§ Exercise instructions: Transcribe all records exactly.

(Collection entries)

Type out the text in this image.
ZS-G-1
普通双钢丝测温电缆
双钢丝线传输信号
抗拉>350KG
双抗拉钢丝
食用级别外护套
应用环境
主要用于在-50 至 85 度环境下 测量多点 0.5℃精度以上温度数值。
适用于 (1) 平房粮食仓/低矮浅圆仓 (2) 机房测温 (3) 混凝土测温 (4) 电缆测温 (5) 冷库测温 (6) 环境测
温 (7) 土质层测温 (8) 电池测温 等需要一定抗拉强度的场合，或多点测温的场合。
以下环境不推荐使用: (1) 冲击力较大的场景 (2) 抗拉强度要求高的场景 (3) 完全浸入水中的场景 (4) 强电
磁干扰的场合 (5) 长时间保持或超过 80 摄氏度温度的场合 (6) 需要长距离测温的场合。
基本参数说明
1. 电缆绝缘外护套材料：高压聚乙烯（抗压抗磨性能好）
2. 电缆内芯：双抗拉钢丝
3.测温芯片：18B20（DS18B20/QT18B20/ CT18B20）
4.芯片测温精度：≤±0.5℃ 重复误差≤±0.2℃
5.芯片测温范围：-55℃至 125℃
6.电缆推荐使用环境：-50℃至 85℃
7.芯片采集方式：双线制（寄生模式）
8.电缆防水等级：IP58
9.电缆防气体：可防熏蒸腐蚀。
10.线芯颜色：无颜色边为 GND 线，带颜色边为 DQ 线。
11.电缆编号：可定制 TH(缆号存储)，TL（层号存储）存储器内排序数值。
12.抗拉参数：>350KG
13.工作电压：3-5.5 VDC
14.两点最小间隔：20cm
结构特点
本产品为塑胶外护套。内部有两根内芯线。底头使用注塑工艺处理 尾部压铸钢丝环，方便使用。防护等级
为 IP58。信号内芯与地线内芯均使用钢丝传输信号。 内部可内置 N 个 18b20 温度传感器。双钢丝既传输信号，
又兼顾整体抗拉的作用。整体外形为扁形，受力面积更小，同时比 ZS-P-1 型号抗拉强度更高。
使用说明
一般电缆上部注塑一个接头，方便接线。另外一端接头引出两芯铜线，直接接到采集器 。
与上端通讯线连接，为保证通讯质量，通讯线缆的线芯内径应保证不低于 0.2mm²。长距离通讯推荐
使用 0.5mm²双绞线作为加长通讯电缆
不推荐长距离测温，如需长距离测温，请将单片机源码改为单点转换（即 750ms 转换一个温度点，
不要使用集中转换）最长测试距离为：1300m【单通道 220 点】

§ Result of this task:
Type out the text in this image.
ZS-G-1
普通双钢丝测温电缆
双钢丝线传输信号
抗拉>350KG
双抗拉钢丝
食用级别外护套
应用环境
主要用于在-50 至 85 度环境下 测量多点 0.5℃精度以上温度数值。
适用于 (1) 平房粮食仓/低矮浅圆仓 (2) 机房测温 (3) 混凝土测温 (4) 电缆测温 (5) 冷库测温 (6) 环境测
温 (7) 土质层测温 (8) 电池测温 等需要一定抗拉强度的场合，或多点测温的场合。
以下环境不推荐使用: (1) 冲击力较大的场景 (2) 抗拉强度要求高的场景 (3) 完全浸入水中的场景 (4) 强电
磁干扰的场合 (5) 长时间保持或超过 80 摄氏度温度的场合 (6) 需要长距离测温的场合。
基本参数说明
1. 电缆绝缘外护套材料：高压聚乙烯（抗压抗磨性能好）
2. 电缆内芯：双抗拉钢丝
3.测温芯片：18B20（DS18B20/QT18B20/ CT18B20）
4.芯片测温精度：≤±0.5℃ 重复误差≤±0.2℃
5.芯片测温范围：-55℃至 125℃
6.电缆推荐使用环境：-50℃至 85℃
7.芯片采集方式：双线制（寄生模式）
8.电缆防水等级：IP58
9.电缆防气体：可防熏蒸腐蚀。
10.线芯颜色：无颜色边为 GND 线，带颜色边为 DQ 线。
11.电缆编号：可定制 TH(缆号存储)，TL（层号存储）存储器内排序数值。
12.抗拉参数：>350KG
13.工作电压：3-5.5 VDC
14.两点最小间隔：20cm
结构特点
本产品为塑胶外护套。内部有两根内芯线。底头使用注塑工艺处理 尾部压铸钢丝环，方便使用。防护等级
为 IP58。信号内芯与地线内芯均使用钢丝传输信号。 内部可内置 N 个 18b20 温度传感器。双钢丝既传输信号，
又兼顾整体抗拉的作用。整体外形为扁形，受力面积更小，同时比 ZS-P-1 型号抗拉强度更高。
使用说明
一般电缆上部注塑一个接头，方便接线。另外一端接头引出两芯铜线，直接接到采集器 。
与上端通讯线连接，为保证通讯质量，通讯线缆的线芯内径应保证不低于 0.2mm²。长距离通讯推荐
使用 0.5mm²双绞线作为加长通讯电缆
不推荐长距离测温，如需长距离测温，请将单片机源码改为单点转换（即 750ms 转换一个温度点，
不要使用集中转换）最长测试距离为：1300m【单通道 220 点】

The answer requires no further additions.